▶ [The exercise]: Collect the lines of the entries where "zdanie" shows up.

▶ [Listing]:

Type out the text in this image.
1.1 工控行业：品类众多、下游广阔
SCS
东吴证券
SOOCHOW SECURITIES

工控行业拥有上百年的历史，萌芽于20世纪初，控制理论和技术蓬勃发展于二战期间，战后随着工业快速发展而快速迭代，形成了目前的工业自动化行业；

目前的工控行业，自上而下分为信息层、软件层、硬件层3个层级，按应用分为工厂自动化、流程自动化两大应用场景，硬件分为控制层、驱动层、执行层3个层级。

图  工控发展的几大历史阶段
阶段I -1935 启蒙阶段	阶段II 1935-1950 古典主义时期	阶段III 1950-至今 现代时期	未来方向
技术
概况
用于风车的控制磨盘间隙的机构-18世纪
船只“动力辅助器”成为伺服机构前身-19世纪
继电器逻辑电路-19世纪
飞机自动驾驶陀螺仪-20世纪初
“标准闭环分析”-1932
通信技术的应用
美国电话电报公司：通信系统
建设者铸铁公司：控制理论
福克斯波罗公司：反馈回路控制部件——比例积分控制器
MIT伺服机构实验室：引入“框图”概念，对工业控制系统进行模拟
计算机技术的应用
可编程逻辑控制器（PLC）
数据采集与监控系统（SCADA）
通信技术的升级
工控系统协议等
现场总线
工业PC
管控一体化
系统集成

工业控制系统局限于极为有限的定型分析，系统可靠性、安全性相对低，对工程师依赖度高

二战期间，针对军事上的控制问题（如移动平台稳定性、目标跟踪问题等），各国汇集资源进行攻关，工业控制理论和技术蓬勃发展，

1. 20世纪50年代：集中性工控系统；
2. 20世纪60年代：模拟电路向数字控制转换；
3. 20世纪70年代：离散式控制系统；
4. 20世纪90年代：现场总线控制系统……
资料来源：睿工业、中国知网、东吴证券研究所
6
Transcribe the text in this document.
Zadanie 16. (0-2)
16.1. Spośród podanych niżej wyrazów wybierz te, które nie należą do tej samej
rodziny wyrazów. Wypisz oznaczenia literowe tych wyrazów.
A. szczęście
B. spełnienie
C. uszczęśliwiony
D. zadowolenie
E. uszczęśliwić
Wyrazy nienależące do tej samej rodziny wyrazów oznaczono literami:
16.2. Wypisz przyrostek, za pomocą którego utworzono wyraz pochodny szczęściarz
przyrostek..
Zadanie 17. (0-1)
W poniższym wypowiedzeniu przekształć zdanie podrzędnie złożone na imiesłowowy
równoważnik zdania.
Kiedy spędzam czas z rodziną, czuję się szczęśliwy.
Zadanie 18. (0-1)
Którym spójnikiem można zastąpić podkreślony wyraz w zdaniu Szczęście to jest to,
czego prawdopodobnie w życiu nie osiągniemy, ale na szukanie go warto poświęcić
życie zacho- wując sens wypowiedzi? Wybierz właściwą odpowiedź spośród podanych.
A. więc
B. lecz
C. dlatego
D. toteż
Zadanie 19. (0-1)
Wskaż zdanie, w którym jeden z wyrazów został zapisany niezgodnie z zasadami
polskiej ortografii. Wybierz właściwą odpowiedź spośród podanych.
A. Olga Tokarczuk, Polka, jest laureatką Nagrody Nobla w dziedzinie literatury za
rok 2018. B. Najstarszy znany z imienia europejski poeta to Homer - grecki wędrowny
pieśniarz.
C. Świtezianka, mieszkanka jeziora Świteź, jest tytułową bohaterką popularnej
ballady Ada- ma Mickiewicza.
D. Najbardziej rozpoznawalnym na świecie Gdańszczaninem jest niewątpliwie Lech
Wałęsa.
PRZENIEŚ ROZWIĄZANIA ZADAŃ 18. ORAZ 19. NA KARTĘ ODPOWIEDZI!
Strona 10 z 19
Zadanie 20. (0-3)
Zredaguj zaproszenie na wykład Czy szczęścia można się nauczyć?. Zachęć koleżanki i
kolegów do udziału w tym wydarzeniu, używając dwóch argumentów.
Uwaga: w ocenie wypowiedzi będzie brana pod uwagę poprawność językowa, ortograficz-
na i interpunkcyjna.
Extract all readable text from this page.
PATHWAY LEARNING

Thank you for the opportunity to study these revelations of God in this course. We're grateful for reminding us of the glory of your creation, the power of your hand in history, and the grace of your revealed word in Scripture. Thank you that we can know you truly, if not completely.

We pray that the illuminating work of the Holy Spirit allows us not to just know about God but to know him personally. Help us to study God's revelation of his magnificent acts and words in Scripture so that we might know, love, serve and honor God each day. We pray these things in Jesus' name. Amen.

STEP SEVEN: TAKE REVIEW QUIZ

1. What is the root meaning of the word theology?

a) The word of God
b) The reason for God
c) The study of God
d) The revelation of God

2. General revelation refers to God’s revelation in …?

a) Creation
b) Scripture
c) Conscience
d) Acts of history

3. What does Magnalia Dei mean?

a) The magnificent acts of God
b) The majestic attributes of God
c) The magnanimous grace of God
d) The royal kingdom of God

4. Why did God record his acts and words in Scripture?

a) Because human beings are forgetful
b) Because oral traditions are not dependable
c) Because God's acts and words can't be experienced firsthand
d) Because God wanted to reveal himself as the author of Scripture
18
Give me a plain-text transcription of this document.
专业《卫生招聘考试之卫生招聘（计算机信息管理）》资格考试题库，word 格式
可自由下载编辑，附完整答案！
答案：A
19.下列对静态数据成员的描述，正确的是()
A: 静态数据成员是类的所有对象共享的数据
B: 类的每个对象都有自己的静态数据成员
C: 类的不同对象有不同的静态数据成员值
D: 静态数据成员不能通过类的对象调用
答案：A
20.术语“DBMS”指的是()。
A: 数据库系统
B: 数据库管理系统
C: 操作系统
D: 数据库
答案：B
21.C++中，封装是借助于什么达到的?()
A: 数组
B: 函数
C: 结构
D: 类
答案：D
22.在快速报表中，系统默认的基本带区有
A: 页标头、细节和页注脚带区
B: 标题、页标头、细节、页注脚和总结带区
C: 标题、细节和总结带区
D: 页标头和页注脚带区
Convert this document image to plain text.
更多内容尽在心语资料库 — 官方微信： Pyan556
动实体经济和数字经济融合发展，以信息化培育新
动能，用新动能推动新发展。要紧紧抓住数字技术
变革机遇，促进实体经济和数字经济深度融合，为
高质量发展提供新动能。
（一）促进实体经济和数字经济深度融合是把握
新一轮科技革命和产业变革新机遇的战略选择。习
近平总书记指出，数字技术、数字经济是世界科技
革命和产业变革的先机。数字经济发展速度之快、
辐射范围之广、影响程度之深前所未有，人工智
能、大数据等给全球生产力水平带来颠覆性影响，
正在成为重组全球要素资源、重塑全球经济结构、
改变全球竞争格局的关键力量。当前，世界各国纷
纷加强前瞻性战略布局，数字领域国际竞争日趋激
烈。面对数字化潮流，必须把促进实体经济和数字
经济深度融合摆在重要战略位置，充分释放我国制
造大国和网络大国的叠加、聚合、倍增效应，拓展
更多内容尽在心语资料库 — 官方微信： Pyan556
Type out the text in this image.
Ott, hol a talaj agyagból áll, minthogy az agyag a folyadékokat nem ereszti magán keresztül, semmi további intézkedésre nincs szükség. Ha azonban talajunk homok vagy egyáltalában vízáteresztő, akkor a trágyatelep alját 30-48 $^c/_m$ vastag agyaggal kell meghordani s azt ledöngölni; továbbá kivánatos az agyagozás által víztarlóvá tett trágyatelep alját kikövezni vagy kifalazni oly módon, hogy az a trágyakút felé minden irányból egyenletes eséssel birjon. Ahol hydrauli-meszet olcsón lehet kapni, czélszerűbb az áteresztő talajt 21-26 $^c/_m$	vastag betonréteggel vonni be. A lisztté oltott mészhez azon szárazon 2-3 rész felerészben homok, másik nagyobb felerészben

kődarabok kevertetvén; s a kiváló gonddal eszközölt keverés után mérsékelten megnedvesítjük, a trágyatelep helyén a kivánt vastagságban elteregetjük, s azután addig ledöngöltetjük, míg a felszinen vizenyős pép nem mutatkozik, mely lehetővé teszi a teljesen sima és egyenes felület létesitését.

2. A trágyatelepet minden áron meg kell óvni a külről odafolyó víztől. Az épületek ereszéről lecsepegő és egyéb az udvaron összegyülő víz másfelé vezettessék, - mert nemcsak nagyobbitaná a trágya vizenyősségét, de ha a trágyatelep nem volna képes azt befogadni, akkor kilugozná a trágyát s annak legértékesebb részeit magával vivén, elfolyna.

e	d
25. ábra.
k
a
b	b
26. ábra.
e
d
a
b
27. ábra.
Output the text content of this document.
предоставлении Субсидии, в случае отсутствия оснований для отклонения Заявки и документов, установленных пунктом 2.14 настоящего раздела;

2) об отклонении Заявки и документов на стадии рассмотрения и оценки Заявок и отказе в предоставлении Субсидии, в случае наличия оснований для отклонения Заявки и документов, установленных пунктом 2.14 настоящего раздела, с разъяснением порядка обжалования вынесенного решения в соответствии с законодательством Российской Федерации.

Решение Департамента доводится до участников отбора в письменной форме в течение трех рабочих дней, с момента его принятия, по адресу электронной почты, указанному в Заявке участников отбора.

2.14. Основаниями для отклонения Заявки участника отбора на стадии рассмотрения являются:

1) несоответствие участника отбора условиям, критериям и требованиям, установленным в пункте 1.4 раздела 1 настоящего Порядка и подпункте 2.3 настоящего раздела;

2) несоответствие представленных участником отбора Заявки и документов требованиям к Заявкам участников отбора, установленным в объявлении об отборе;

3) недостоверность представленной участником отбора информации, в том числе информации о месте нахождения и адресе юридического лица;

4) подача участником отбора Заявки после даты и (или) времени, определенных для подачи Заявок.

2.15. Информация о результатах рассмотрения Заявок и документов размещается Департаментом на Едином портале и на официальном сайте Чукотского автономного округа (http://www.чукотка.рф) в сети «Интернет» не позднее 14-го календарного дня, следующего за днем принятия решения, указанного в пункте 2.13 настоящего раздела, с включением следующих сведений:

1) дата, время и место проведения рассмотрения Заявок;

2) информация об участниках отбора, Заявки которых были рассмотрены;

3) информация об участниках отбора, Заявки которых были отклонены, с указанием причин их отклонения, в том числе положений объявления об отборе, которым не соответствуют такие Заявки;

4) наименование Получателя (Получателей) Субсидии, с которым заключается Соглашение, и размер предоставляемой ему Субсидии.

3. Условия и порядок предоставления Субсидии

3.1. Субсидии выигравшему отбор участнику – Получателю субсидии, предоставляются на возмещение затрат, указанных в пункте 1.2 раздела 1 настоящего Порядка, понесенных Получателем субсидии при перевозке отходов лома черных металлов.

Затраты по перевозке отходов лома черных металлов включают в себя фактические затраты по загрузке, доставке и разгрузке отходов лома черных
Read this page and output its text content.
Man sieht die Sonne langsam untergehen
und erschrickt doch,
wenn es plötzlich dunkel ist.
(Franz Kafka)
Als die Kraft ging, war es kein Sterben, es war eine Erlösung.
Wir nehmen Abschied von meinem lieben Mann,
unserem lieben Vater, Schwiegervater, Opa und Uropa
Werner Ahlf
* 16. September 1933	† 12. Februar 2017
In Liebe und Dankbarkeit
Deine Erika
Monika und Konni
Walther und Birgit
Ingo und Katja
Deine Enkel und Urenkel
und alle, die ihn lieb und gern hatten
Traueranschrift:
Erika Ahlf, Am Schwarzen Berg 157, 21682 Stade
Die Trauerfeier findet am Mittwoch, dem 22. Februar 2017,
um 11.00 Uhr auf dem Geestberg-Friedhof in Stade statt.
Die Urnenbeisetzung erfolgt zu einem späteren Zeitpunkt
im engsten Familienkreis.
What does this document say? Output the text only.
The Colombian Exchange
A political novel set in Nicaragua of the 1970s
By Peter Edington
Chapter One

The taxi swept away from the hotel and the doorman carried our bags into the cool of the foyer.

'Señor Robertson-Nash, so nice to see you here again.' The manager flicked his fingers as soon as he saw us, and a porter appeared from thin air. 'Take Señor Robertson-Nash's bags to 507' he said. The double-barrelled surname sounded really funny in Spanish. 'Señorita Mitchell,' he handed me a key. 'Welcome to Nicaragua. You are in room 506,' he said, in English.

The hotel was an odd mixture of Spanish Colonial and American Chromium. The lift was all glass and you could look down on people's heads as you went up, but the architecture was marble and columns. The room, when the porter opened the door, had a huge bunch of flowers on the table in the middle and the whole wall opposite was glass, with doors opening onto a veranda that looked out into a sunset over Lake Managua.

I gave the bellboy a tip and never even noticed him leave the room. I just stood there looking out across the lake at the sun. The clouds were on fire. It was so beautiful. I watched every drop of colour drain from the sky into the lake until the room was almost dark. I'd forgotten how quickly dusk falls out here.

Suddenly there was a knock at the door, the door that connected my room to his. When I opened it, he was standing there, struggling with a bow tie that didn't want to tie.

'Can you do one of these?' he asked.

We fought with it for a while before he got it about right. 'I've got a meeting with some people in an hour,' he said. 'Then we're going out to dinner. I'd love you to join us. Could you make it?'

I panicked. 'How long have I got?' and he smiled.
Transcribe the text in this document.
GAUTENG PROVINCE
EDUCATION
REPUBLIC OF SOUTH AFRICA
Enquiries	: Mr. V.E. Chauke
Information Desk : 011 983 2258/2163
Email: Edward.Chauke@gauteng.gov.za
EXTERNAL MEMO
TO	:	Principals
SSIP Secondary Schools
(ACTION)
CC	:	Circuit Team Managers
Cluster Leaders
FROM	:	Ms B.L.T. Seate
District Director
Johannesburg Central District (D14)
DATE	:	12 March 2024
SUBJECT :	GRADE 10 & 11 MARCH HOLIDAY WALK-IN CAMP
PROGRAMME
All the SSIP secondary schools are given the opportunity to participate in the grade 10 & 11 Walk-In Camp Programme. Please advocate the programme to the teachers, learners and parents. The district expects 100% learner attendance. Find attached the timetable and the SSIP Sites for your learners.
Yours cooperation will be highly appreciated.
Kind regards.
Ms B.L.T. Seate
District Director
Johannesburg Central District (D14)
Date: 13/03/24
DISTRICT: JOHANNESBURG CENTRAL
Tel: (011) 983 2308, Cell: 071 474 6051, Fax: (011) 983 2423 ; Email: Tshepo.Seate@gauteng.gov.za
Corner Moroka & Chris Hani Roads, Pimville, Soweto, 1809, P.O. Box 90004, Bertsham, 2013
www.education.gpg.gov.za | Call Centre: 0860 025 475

▶ [Solution]:
W poniższym wypowiedzeniu przekształć zdanie podrzędnie złożone na imiesłowowy
Wskaż zdanie, w którym jeden z wyrazów został zapisany niezgodnie z zasadami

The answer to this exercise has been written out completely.